• TASK REQUIREMENTS
Can you copy out, word for word, the lines of the material from the one with "staticText: 基本面 — [51, 1370, 199, 1441]" up to and including the one with "button[interactable]: 5 —"?

Start THE DATA

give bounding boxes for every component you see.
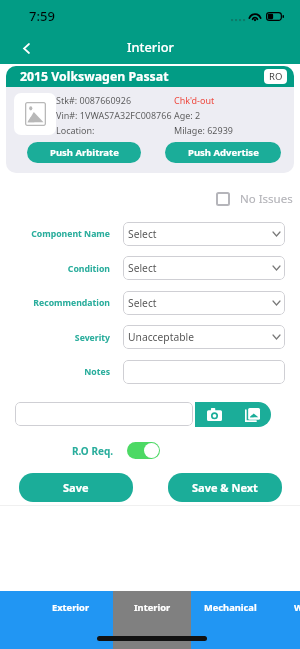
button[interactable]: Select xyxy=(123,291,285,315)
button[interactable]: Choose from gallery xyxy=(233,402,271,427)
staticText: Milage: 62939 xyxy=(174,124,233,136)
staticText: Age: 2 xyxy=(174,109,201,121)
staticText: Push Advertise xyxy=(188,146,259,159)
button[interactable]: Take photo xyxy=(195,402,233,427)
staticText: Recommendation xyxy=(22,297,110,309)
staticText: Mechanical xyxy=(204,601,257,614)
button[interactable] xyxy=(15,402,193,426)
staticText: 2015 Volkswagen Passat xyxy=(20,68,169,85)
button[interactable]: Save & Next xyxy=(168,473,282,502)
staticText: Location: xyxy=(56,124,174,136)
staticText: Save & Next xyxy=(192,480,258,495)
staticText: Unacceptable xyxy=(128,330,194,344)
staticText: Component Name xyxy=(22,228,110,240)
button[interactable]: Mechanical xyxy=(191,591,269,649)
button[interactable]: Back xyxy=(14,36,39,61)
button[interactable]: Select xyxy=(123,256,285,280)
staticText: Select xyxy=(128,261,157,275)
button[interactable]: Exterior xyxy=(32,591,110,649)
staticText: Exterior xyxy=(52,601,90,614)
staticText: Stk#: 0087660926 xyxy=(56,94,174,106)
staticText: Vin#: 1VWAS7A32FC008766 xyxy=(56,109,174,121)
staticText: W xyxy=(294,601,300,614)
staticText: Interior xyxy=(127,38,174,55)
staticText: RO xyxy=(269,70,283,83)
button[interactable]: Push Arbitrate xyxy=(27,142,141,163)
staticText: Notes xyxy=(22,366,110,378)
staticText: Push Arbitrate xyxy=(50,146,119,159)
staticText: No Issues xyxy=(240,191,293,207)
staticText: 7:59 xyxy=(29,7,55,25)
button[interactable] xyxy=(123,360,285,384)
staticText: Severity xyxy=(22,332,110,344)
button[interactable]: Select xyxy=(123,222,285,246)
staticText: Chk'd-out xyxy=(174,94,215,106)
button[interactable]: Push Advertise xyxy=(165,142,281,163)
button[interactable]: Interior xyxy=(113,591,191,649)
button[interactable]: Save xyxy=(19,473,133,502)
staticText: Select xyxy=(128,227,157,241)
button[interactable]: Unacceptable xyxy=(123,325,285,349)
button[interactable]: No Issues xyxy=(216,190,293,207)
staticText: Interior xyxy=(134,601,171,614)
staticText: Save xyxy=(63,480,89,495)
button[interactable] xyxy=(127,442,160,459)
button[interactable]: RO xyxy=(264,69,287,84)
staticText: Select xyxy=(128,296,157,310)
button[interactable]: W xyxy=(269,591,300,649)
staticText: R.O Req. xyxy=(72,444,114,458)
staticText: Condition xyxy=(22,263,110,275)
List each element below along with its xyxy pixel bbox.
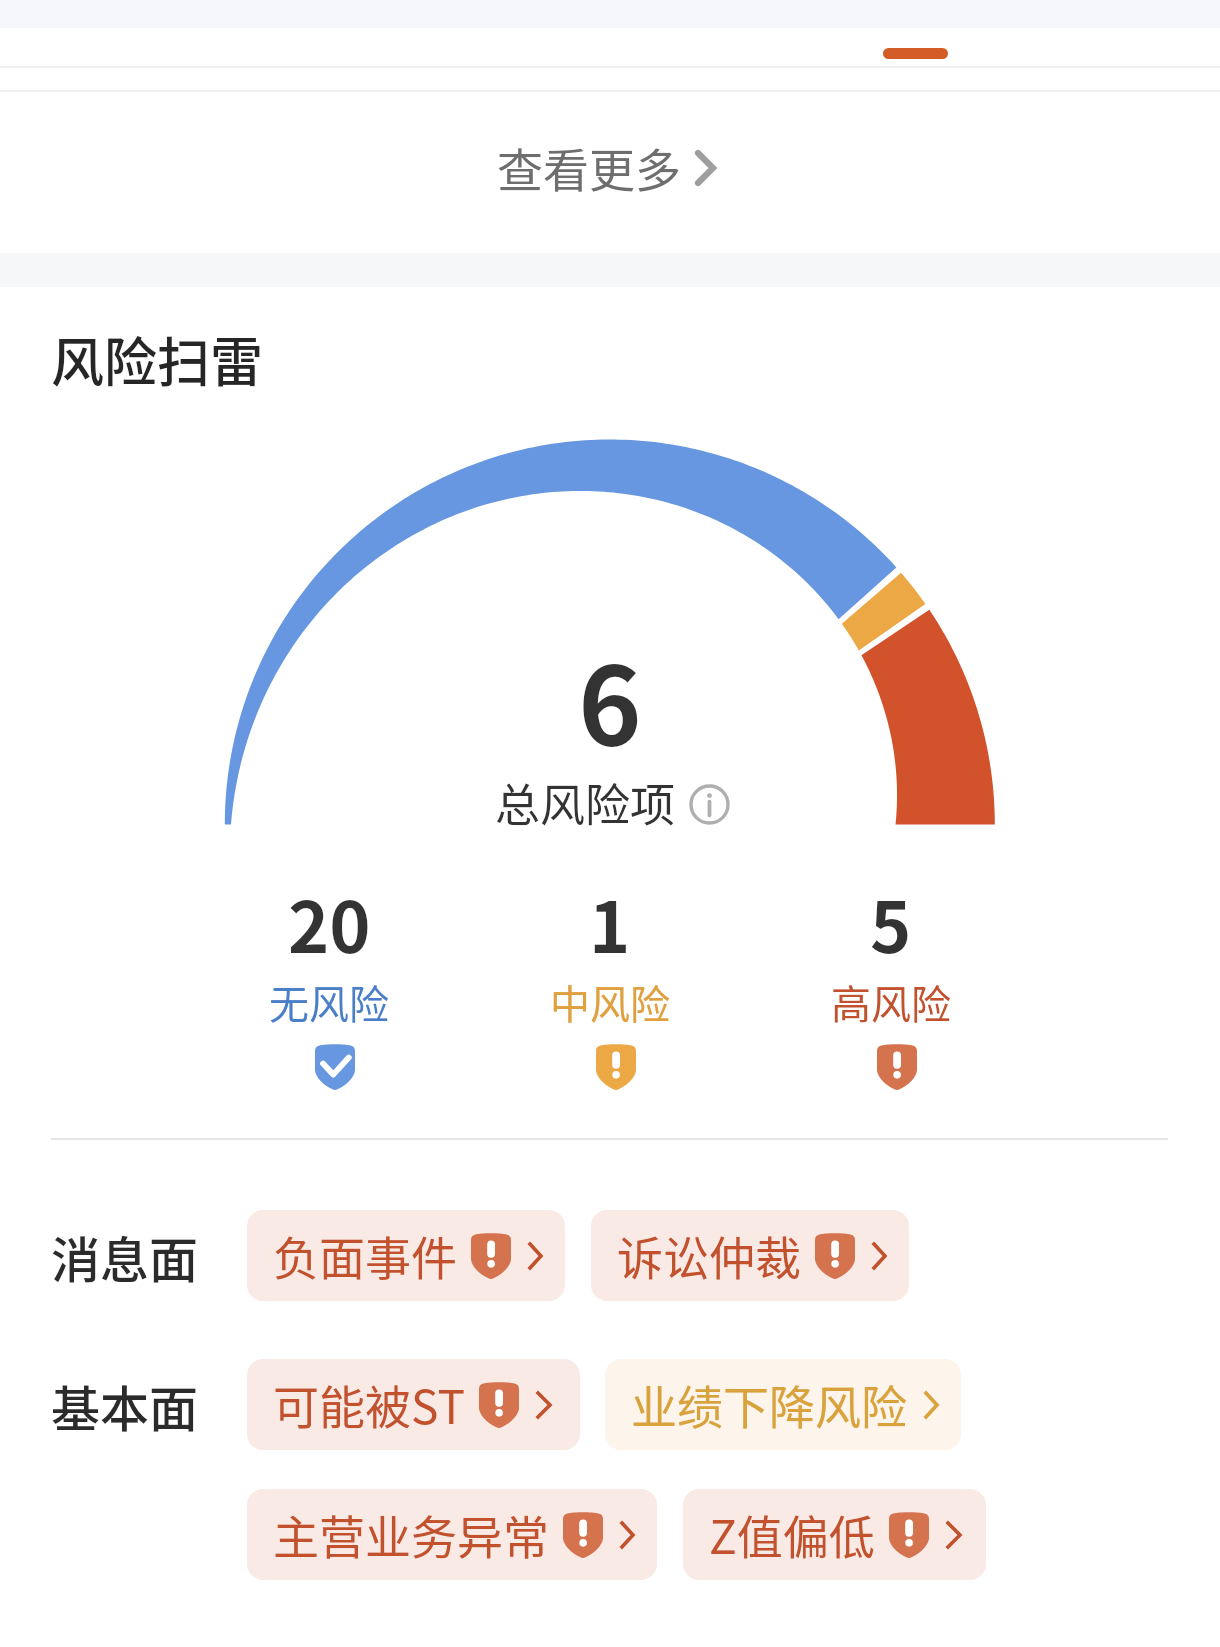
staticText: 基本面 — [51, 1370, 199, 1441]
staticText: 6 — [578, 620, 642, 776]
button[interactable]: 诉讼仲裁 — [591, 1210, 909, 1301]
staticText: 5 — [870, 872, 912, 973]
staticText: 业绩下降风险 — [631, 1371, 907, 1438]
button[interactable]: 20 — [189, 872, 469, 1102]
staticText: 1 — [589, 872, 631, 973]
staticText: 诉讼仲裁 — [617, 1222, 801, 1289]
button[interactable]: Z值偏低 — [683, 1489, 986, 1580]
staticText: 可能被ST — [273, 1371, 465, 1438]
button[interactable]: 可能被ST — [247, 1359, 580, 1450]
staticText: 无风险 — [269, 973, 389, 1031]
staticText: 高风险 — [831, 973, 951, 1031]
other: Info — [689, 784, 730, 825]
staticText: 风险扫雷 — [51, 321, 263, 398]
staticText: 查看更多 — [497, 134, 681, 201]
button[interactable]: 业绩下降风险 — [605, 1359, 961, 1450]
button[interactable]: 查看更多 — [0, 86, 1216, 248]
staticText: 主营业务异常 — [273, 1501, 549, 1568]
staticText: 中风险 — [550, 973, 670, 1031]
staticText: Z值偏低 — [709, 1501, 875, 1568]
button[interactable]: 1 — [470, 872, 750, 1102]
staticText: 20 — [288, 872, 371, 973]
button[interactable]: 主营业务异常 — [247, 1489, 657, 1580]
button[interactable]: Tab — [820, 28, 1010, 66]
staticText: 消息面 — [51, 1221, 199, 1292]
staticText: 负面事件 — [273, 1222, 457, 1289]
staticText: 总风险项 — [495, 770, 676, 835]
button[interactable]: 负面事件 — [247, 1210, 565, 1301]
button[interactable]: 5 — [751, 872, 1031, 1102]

End THE DATA
Start THE DATA

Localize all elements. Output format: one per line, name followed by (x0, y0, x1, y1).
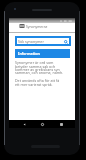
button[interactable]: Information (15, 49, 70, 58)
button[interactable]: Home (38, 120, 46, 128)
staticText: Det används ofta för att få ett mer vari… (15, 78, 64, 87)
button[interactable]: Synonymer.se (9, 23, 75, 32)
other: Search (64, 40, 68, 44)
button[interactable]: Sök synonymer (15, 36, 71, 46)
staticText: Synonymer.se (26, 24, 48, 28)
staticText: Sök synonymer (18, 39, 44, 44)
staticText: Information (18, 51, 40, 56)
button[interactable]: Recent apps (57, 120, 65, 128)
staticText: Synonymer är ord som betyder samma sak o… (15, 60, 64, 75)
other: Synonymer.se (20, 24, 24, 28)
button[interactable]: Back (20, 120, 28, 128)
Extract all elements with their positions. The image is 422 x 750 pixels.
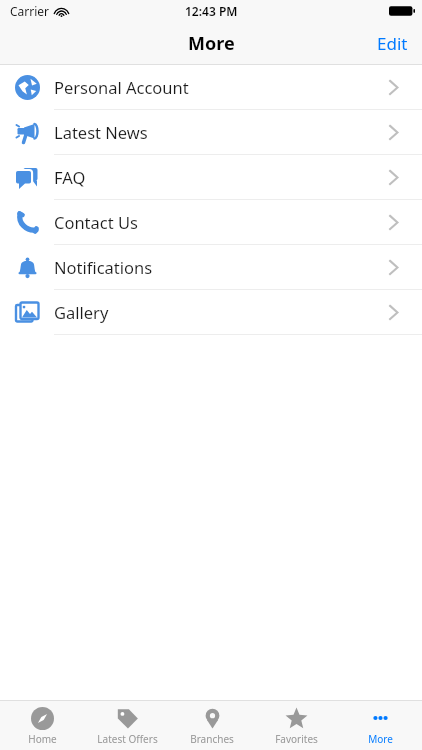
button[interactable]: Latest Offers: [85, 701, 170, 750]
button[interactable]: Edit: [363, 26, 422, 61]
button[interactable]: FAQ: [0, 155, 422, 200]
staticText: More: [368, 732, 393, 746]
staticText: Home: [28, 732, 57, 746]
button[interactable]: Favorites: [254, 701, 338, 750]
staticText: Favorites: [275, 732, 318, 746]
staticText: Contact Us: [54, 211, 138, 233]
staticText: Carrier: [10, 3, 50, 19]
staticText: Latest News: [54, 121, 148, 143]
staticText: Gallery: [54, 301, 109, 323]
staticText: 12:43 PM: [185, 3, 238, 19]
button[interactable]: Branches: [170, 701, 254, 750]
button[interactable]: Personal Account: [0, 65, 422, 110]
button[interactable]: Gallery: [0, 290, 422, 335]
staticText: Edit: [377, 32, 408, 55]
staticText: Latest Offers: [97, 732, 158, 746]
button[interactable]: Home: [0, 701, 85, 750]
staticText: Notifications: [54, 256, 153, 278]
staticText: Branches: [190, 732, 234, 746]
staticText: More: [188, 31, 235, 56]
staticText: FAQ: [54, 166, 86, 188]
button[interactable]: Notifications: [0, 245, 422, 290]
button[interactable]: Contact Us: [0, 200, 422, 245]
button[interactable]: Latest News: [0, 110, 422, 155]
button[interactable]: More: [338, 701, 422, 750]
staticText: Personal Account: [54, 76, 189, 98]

End THE DATA

• TASK RESULT
staticText: 基本面 — [51, 1370, 199, 1441]
staticText: 6 — [578, 620, 642, 776]
button[interactable]: 诉讼仲裁 — [591, 1210, 909, 1301]
staticText: 5 — [870, 872, 912, 973]
staticText: 业绩下降风险 — [631, 1371, 907, 1438]
button[interactable]: 20 — [189, 872, 469, 1102]
staticText: 1 — [589, 872, 631, 973]
staticText: 诉讼仲裁 — [617, 1222, 801, 1289]
button[interactable]: Z值偏低 — [683, 1489, 986, 1580]
staticText: 可能被ST — [273, 1371, 465, 1438]
button[interactable]: 可能被ST — [247, 1359, 580, 1450]
staticText: 无风险 — [269, 973, 389, 1031]
staticText: 高风险 — [831, 973, 951, 1031]
other: Info — [689, 784, 730, 825]
staticText: 风险扫雷 — [51, 321, 263, 398]
staticText: 查看更多 — [497, 134, 681, 201]
button[interactable]: 业绩下降风险 — [605, 1359, 961, 1450]
button[interactable]: 查看更多 — [0, 86, 1216, 248]
staticText: 主营业务异常 — [273, 1501, 549, 1568]
staticText: 中风险 — [550, 973, 670, 1031]
staticText: Z值偏低 — [709, 1501, 875, 1568]
button[interactable]: 1 — [470, 872, 750, 1102]
staticText: 20 — [288, 872, 371, 973]
button[interactable]: 主营业务异常 — [247, 1489, 657, 1580]
button[interactable]: Tab — [820, 28, 1010, 66]
staticText: 消息面 — [51, 1221, 199, 1292]
staticText: 负面事件 — [273, 1222, 457, 1289]
staticText: 总风险项 — [495, 770, 676, 835]
button[interactable]: 负面事件 — [247, 1210, 565, 1301]
button[interactable]: 5 — [751, 872, 1031, 1102]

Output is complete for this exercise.